> _WHAT THIS TASK INVOLVES_
Collect each line of the entries that holds the string "AGASC".

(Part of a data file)
+ + +
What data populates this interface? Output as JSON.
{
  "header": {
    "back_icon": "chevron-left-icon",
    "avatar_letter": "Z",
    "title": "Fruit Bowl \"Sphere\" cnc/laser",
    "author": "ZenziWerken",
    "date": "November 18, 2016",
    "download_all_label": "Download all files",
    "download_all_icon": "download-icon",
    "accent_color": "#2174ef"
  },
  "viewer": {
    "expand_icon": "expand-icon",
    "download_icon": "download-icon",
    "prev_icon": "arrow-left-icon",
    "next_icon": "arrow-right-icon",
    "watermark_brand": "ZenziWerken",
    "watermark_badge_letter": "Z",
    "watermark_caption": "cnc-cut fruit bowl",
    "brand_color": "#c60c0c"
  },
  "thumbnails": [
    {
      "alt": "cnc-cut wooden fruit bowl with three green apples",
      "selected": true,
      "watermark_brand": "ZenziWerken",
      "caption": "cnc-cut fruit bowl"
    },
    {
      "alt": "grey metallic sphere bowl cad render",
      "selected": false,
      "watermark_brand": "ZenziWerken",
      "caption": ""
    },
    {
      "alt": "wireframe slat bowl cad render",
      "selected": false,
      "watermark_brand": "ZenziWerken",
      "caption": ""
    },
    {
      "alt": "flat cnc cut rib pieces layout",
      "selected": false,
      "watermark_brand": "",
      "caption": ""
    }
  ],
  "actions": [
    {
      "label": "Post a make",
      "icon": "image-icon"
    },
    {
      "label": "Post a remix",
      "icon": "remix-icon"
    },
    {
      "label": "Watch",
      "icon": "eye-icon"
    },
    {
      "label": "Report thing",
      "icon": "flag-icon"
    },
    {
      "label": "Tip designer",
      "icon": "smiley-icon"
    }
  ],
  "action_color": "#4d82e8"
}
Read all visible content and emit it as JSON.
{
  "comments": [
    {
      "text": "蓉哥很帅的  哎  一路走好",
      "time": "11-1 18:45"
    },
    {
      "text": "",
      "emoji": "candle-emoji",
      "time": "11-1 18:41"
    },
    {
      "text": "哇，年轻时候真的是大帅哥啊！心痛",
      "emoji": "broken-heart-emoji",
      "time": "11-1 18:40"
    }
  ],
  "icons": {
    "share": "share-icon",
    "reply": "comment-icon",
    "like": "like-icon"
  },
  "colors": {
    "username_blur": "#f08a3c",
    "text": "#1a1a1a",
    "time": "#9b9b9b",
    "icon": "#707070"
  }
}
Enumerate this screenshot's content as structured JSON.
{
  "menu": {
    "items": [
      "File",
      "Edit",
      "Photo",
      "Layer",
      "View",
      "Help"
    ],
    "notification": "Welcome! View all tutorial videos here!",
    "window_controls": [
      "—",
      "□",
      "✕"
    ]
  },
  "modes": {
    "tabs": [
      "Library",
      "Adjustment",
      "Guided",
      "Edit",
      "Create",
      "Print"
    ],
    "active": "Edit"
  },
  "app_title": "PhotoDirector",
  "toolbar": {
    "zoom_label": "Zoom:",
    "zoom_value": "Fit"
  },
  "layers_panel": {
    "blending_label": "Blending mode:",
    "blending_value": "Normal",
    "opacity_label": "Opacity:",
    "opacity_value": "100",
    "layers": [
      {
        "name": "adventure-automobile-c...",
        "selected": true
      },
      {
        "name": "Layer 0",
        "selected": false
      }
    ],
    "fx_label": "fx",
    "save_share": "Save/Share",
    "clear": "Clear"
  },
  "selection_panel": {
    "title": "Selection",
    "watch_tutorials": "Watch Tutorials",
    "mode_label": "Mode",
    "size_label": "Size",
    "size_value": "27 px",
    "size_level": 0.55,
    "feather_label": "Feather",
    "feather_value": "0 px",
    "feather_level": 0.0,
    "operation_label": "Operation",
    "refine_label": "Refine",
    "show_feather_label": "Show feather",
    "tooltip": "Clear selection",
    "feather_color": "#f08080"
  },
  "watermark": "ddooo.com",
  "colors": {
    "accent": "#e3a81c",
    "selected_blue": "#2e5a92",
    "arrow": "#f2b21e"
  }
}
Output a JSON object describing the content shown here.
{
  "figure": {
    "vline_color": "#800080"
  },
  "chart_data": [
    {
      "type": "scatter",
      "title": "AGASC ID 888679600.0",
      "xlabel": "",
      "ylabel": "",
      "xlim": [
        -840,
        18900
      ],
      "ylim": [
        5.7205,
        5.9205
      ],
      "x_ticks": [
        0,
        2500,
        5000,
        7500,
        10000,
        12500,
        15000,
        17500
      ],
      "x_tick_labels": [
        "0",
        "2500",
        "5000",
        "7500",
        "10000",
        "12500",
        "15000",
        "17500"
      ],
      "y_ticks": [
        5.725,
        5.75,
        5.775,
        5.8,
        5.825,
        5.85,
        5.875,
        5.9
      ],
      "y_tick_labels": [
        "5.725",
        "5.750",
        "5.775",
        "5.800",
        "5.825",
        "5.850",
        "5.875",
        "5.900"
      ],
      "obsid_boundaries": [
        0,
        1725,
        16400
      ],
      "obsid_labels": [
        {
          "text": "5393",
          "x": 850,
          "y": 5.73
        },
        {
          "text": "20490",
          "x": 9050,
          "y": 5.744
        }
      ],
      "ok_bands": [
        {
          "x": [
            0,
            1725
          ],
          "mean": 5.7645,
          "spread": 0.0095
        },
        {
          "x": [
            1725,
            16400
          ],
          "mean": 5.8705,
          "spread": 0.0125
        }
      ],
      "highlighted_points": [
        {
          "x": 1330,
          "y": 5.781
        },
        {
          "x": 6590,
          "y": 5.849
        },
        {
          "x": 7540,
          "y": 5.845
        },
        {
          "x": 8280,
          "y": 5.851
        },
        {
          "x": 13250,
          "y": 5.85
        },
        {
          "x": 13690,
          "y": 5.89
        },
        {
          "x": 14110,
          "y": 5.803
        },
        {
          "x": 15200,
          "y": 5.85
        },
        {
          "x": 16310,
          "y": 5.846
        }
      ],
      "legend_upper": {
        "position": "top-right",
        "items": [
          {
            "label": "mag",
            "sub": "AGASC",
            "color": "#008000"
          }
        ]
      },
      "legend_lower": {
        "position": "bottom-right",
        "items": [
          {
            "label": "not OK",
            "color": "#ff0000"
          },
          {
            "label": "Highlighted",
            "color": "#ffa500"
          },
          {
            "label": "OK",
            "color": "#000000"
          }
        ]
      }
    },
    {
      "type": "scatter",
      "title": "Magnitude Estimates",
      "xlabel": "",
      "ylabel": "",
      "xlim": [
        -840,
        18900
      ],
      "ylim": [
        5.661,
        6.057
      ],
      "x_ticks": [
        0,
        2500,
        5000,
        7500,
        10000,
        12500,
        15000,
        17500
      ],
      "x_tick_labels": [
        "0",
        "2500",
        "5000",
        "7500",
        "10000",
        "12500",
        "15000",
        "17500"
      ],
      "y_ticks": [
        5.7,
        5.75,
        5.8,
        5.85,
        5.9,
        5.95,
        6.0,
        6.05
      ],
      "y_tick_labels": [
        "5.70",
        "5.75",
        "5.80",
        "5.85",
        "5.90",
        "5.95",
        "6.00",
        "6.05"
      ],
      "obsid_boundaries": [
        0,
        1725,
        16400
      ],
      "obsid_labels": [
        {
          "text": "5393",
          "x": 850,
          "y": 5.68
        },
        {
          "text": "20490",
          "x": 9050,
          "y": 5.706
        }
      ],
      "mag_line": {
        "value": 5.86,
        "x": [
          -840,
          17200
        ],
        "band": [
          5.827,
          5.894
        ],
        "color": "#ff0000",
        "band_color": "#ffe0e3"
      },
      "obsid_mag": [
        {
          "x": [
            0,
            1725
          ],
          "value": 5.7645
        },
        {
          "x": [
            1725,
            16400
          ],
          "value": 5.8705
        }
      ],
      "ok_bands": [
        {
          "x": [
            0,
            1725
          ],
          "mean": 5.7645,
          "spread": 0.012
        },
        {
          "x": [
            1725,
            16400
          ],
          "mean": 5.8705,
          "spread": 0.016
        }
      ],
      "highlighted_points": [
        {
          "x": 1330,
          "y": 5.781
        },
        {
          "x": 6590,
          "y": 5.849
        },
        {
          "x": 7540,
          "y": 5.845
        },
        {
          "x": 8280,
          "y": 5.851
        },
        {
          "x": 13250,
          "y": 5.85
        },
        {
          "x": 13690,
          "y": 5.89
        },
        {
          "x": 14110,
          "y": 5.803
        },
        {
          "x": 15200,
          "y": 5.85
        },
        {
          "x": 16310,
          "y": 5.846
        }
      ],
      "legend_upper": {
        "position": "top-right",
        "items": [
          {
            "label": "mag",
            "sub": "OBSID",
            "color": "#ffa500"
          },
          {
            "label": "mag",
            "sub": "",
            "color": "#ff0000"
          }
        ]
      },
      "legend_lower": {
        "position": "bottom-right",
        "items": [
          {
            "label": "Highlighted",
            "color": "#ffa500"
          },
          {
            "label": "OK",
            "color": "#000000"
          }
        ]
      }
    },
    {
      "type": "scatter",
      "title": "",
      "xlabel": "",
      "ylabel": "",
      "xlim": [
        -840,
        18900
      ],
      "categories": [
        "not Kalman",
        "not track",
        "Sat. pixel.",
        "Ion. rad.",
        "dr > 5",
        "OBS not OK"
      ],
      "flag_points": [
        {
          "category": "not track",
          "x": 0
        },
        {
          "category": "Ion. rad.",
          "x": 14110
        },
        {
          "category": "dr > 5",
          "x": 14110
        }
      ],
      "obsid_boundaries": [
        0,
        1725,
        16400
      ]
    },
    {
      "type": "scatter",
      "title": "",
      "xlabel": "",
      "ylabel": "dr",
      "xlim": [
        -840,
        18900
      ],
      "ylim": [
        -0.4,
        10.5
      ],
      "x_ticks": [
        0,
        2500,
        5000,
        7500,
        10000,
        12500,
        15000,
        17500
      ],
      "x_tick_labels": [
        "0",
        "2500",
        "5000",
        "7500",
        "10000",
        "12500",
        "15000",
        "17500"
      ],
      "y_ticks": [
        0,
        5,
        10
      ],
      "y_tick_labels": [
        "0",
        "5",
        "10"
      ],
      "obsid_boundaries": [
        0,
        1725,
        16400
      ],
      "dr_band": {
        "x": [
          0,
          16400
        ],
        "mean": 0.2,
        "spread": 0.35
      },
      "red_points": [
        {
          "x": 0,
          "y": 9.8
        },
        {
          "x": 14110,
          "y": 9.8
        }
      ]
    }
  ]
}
+ + +
> _SOLVED PROBLEM_
      "title": "AGASC ID 888679600.0",
            "sub": "AGASC",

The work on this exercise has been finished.